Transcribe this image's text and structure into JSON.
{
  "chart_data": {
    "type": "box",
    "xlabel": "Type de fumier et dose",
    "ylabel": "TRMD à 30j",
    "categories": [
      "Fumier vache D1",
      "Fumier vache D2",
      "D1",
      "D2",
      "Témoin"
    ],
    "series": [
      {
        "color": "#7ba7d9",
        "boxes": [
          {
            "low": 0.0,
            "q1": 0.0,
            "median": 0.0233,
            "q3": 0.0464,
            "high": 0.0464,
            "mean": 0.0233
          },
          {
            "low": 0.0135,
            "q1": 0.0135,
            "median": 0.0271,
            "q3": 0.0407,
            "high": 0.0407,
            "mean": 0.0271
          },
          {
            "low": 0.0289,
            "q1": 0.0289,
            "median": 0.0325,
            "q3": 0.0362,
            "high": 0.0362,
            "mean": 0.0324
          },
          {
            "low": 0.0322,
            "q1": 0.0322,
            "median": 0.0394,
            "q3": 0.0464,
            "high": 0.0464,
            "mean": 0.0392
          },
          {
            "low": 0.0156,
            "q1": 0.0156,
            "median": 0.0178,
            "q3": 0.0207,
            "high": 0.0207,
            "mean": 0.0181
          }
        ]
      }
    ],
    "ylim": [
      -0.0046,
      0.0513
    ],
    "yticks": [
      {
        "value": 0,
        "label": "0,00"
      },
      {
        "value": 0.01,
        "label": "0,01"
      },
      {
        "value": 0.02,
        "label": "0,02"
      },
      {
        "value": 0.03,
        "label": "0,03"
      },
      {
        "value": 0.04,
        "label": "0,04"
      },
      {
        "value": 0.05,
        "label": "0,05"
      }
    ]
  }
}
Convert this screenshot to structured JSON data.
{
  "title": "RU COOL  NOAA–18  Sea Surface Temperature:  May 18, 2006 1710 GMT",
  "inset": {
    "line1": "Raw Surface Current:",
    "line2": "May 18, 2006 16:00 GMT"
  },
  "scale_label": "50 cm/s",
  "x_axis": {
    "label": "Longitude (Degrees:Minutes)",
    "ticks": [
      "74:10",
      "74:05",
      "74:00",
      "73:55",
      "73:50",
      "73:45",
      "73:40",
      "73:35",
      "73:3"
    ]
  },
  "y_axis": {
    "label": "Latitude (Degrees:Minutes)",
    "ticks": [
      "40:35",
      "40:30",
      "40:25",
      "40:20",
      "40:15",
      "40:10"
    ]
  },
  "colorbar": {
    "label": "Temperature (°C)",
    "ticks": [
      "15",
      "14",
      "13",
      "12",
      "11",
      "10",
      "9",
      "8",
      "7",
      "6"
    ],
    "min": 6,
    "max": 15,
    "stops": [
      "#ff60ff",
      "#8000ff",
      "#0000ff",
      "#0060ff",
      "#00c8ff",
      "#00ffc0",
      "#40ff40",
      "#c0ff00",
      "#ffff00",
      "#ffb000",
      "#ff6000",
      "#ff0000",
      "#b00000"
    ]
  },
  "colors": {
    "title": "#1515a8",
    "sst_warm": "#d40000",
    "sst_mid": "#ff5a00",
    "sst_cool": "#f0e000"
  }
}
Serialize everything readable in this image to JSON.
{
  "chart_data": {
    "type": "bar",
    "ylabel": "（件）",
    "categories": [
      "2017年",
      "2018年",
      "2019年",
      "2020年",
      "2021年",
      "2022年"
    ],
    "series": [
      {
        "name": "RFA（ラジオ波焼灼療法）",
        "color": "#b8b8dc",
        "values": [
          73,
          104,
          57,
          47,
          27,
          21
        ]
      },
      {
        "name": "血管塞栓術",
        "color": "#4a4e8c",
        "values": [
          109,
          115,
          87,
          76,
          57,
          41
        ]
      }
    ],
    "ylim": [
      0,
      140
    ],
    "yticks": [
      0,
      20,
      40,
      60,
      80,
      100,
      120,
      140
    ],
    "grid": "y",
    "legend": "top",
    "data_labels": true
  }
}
▬▬▬▬▬▬▬▬▬▬
Directions:
Using the listing above, show every line that includes the string "median".

Exercise output:
            "median": 0.0233,
            "median": 0.0271,
            "median": 0.0325,
            "median": 0.0394,
            "median": 0.0178,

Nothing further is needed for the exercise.